__REQUEST__: Copy out every line of the records from the line with "Output each element" up to and including the line with "panel-frame-3 <box>445 51 651 547</box>", keeping each one unchanged. Omit the pictures from your answer.

__PROVIDED RECORDS__:
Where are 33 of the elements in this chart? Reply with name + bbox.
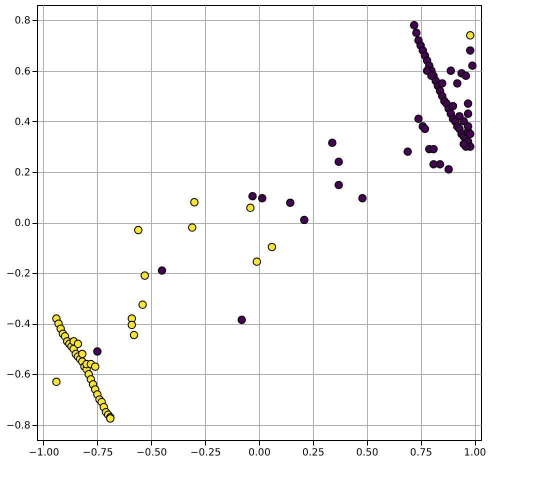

---

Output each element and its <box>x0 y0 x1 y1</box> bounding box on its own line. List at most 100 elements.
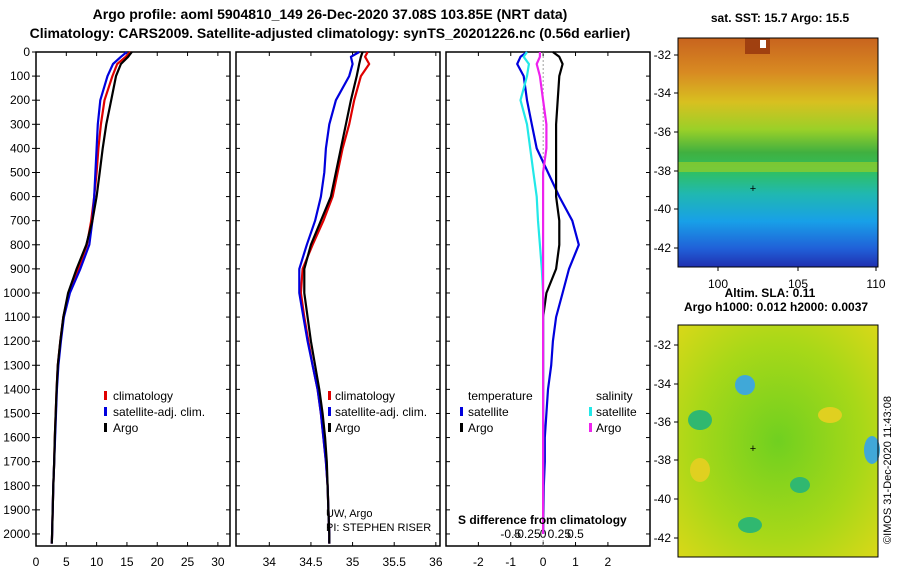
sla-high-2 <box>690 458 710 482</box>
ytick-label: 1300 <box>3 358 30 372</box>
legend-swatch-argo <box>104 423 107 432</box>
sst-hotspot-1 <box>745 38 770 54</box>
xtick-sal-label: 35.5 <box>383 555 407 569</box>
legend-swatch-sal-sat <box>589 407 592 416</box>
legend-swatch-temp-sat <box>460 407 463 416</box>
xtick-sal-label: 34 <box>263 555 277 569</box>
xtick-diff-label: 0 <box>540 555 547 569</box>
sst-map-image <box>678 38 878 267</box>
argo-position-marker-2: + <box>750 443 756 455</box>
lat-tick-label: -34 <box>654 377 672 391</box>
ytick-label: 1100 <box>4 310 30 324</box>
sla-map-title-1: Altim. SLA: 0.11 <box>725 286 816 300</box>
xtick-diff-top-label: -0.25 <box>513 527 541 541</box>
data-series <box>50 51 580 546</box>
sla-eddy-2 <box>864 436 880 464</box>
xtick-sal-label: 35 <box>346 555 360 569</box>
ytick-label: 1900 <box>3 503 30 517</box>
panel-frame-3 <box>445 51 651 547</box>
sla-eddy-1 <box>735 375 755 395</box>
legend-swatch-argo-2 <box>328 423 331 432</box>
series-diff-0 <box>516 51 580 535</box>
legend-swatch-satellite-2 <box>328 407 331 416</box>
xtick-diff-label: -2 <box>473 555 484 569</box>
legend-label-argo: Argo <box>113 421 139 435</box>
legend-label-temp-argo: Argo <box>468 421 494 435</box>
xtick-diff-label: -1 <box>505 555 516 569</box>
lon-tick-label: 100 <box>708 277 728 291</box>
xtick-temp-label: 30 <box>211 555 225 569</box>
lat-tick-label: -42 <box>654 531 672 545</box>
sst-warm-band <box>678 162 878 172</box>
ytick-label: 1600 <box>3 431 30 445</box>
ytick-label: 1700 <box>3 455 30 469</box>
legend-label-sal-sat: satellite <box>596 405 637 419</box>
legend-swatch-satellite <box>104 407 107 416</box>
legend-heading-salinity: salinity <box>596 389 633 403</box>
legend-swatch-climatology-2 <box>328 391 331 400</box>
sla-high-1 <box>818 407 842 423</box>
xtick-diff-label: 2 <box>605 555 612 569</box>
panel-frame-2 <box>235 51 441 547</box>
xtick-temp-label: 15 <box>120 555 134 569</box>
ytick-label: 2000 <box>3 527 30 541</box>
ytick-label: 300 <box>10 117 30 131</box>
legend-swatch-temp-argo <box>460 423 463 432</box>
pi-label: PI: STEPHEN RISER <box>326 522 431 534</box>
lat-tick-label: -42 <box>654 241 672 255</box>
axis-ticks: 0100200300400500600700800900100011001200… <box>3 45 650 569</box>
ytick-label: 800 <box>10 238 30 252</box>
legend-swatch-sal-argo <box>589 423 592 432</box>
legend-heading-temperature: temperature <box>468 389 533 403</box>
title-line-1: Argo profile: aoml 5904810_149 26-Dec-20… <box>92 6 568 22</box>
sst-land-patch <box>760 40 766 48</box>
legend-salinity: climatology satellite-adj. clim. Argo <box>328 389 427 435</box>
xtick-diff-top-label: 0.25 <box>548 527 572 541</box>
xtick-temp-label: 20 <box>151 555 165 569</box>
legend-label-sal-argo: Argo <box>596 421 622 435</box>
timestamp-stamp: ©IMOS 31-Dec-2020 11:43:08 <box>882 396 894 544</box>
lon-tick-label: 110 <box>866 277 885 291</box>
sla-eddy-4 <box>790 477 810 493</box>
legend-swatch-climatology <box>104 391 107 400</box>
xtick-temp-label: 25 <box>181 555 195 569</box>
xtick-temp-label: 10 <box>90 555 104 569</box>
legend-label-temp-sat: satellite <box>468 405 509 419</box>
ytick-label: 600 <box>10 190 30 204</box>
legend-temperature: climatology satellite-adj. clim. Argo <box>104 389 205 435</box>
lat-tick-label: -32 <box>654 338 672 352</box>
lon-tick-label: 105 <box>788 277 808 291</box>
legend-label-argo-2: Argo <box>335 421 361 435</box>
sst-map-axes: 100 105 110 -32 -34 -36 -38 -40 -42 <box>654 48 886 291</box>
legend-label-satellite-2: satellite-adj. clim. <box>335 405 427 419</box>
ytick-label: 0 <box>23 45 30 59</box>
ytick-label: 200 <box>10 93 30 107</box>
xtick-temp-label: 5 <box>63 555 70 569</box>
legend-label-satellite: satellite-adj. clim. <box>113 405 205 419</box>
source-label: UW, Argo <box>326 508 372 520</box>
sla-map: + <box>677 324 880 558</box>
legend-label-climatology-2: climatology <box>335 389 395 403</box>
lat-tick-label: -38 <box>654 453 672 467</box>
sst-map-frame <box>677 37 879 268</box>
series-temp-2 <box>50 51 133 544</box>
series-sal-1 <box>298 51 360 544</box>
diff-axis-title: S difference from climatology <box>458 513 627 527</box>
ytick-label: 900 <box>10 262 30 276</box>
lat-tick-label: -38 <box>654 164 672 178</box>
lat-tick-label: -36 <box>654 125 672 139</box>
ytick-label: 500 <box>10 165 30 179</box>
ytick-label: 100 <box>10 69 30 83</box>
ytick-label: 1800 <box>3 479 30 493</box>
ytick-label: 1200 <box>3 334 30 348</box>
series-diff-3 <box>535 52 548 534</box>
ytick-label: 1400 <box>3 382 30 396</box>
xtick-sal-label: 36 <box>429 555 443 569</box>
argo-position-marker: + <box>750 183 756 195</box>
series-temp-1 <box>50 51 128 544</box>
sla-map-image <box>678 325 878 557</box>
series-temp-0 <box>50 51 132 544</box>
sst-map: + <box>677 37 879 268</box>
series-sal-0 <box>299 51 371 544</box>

__PROBLEM SOLUTION__:
Output each element and its <box>x0 y0 x1 y1</box> bounding box on its own line. List at most 100 elements.
sla-high-2 <box>690 458 710 482</box>
ytick-label: 1300 <box>3 358 30 372</box>
legend-swatch-argo <box>104 423 107 432</box>
sst-hotspot-1 <box>745 38 770 54</box>
xtick-sal-label: 35.5 <box>383 555 407 569</box>
legend-swatch-sal-sat <box>589 407 592 416</box>
legend-swatch-temp-sat <box>460 407 463 416</box>
xtick-sal-label: 34 <box>263 555 277 569</box>
xtick-diff-label: 0 <box>540 555 547 569</box>
sst-map-image <box>678 38 878 267</box>
argo-position-marker-2: + <box>750 443 756 455</box>
lat-tick-label: -34 <box>654 377 672 391</box>
ytick-label: 1100 <box>4 310 30 324</box>
sla-map-title-1: Altim. SLA: 0.11 <box>725 286 816 300</box>
xtick-diff-top-label: -0.25 <box>513 527 541 541</box>
data-series <box>50 51 580 546</box>
sla-eddy-2 <box>864 436 880 464</box>
xtick-sal-label: 35 <box>346 555 360 569</box>
ytick-label: 1900 <box>3 503 30 517</box>
panel-frame-3 <box>445 51 651 547</box>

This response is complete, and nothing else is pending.